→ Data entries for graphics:
******************************
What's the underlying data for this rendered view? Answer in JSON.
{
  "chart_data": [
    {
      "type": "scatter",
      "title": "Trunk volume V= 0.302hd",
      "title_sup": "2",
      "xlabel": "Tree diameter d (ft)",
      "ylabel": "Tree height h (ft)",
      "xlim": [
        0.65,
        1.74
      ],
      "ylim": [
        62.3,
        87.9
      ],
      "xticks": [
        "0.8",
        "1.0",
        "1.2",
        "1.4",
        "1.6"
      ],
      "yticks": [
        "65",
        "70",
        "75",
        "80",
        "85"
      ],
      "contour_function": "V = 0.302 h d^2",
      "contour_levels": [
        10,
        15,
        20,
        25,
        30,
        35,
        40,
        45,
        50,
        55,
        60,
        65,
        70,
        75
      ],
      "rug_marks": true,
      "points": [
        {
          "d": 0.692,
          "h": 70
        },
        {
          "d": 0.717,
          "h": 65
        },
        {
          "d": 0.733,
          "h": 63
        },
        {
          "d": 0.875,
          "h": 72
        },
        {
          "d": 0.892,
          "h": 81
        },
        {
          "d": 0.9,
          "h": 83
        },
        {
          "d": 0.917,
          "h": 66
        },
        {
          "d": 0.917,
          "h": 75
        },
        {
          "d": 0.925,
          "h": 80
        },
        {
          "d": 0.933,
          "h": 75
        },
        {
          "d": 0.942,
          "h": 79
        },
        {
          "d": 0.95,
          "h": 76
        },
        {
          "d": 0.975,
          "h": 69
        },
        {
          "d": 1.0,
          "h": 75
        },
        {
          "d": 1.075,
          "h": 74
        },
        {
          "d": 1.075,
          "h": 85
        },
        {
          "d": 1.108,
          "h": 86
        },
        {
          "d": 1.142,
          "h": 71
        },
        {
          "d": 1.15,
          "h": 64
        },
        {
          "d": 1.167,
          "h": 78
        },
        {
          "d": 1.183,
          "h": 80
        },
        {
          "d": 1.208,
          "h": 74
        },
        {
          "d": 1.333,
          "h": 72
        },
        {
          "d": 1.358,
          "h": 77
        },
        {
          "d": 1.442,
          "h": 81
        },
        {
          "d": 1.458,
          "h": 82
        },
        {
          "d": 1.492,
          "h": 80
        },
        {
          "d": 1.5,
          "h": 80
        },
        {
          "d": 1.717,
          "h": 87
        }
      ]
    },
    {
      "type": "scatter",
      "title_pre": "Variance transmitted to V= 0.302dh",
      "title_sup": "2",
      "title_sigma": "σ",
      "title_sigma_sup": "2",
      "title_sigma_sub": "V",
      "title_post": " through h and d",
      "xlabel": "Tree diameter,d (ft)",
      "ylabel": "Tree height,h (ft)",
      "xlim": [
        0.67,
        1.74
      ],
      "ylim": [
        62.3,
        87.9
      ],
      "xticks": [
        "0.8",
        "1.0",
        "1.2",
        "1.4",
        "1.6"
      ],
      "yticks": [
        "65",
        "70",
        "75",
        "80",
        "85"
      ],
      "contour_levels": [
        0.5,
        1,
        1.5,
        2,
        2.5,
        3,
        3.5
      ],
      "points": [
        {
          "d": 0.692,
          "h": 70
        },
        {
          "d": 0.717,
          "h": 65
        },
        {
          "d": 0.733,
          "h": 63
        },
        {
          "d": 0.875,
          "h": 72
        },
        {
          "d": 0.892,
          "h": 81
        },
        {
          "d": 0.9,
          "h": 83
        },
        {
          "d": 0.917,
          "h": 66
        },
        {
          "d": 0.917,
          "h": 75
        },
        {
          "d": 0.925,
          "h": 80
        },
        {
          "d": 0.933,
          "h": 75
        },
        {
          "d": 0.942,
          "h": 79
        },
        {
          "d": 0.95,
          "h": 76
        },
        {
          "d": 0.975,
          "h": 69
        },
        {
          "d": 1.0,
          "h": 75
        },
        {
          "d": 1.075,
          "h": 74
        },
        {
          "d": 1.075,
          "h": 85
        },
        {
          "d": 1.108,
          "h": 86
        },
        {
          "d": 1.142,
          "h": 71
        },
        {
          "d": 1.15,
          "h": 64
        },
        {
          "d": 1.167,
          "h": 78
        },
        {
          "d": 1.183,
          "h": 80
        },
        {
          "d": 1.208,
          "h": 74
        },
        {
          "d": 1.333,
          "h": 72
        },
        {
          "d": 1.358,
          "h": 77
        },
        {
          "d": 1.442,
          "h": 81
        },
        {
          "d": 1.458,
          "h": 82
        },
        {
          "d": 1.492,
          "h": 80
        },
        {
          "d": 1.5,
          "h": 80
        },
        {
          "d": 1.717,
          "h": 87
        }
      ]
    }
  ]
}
******************************
Retype all of the material above with every character intact.

What's the underlying data for this rendered view? Answer in JSON.
{
  "chart_data": [
    {
      "type": "scatter",
      "title": "Trunk volume V= 0.302hd",
      "title_sup": "2",
      "xlabel": "Tree diameter d (ft)",
      "ylabel": "Tree height h (ft)",
      "xlim": [
        0.65,
        1.74
      ],
      "ylim": [
        62.3,
        87.9
      ],
      "xticks": [
        "0.8",
        "1.0",
        "1.2",
        "1.4",
        "1.6"
      ],
      "yticks": [
        "65",
        "70",
        "75",
        "80",
        "85"
      ],
      "contour_function": "V = 0.302 h d^2",
      "contour_levels": [
        10,
        15,
        20,
        25,
        30,
        35,
        40,
        45,
        50,
        55,
        60,
        65,
        70,
        75
      ],
      "rug_marks": true,
      "points": [
        {
          "d": 0.692,
          "h": 70
        },
        {
          "d": 0.717,
          "h": 65
        },
        {
          "d": 0.733,
          "h": 63
        },
        {
          "d": 0.875,
          "h": 72
        },
        {
          "d": 0.892,
          "h": 81
        },
        {
          "d": 0.9,
          "h": 83
        },
        {
          "d": 0.917,
          "h": 66
        },
        {
          "d": 0.917,
          "h": 75
        },
        {
          "d": 0.925,
          "h": 80
        },
        {
          "d": 0.933,
          "h": 75
        },
        {
          "d": 0.942,
          "h": 79
        },
        {
          "d": 0.95,
          "h": 76
        },
        {
          "d": 0.975,
          "h": 69
        },
        {
          "d": 1.0,
          "h": 75
        },
        {
          "d": 1.075,
          "h": 74
        },
        {
          "d": 1.075,
          "h": 85
        },
        {
          "d": 1.108,
          "h": 86
        },
        {
          "d": 1.142,
          "h": 71
        },
        {
          "d": 1.15,
          "h": 64
        },
        {
          "d": 1.167,
          "h": 78
        },
        {
          "d": 1.183,
          "h": 80
        },
        {
          "d": 1.208,
          "h": 74
        },
        {
          "d": 1.333,
          "h": 72
        },
        {
          "d": 1.358,
          "h": 77
        },
        {
          "d": 1.442,
          "h": 81
        },
        {
          "d": 1.458,
          "h": 82
        },
        {
          "d": 1.492,
          "h": 80
        },
        {
          "d": 1.5,
          "h": 80
        },
        {
          "d": 1.717,
          "h": 87
        }
      ]
    },
    {
      "type": "scatter",
      "title_pre": "Variance transmitted to V= 0.302dh",
      "title_sup": "2",
      "title_sigma": "σ",
      "title_sigma_sup": "2",
      "title_sigma_sub": "V",
      "title_post": " through h and d",
      "xlabel": "Tree diameter,d (ft)",
      "ylabel": "Tree height,h (ft)",
      "xlim": [
        0.67,
        1.74
      ],
      "ylim": [
        62.3,
        87.9
      ],
      "xticks": [
        "0.8",
        "1.0",
        "1.2",
        "1.4",
        "1.6"
      ],
      "yticks": [
        "65",
        "70",
        "75",
        "80",
        "85"
      ],
      "contour_levels": [
        0.5,
        1,
        1.5,
        2,
        2.5,
        3,
        3.5
      ],
      "points": [
        {
          "d": 0.692,
          "h": 70
        },
        {
          "d": 0.717,
          "h": 65
        },
        {
          "d": 0.733,
          "h": 63
        },
        {
          "d": 0.875,
          "h": 72
        },
        {
          "d": 0.892,
          "h": 81
        },
        {
          "d": 0.9,
          "h": 83
        },
        {
          "d": 0.917,
          "h": 66
        },
        {
          "d": 0.917,
          "h": 75
        },
        {
          "d": 0.925,
          "h": 80
        },
        {
          "d": 0.933,
          "h": 75
        },
        {
          "d": 0.942,
          "h": 79
        },
        {
          "d": 0.95,
          "h": 76
        },
        {
          "d": 0.975,
          "h": 69
        },
        {
          "d": 1.0,
          "h": 75
        },
        {
          "d": 1.075,
          "h": 74
        },
        {
          "d": 1.075,
          "h": 85
        },
        {
          "d": 1.108,
          "h": 86
        },
        {
          "d": 1.142,
          "h": 71
        },
        {
          "d": 1.15,
          "h": 64
        },
        {
          "d": 1.167,
          "h": 78
        },
        {
          "d": 1.183,
          "h": 80
        },
        {
          "d": 1.208,
          "h": 74
        },
        {
          "d": 1.333,
          "h": 72
        },
        {
          "d": 1.358,
          "h": 77
        },
        {
          "d": 1.442,
          "h": 81
        },
        {
          "d": 1.458,
          "h": 82
        },
        {
          "d": 1.492,
          "h": 80
        },
        {
          "d": 1.5,
          "h": 80
        },
        {
          "d": 1.717,
          "h": 87
        }
      ]
    }
  ]
}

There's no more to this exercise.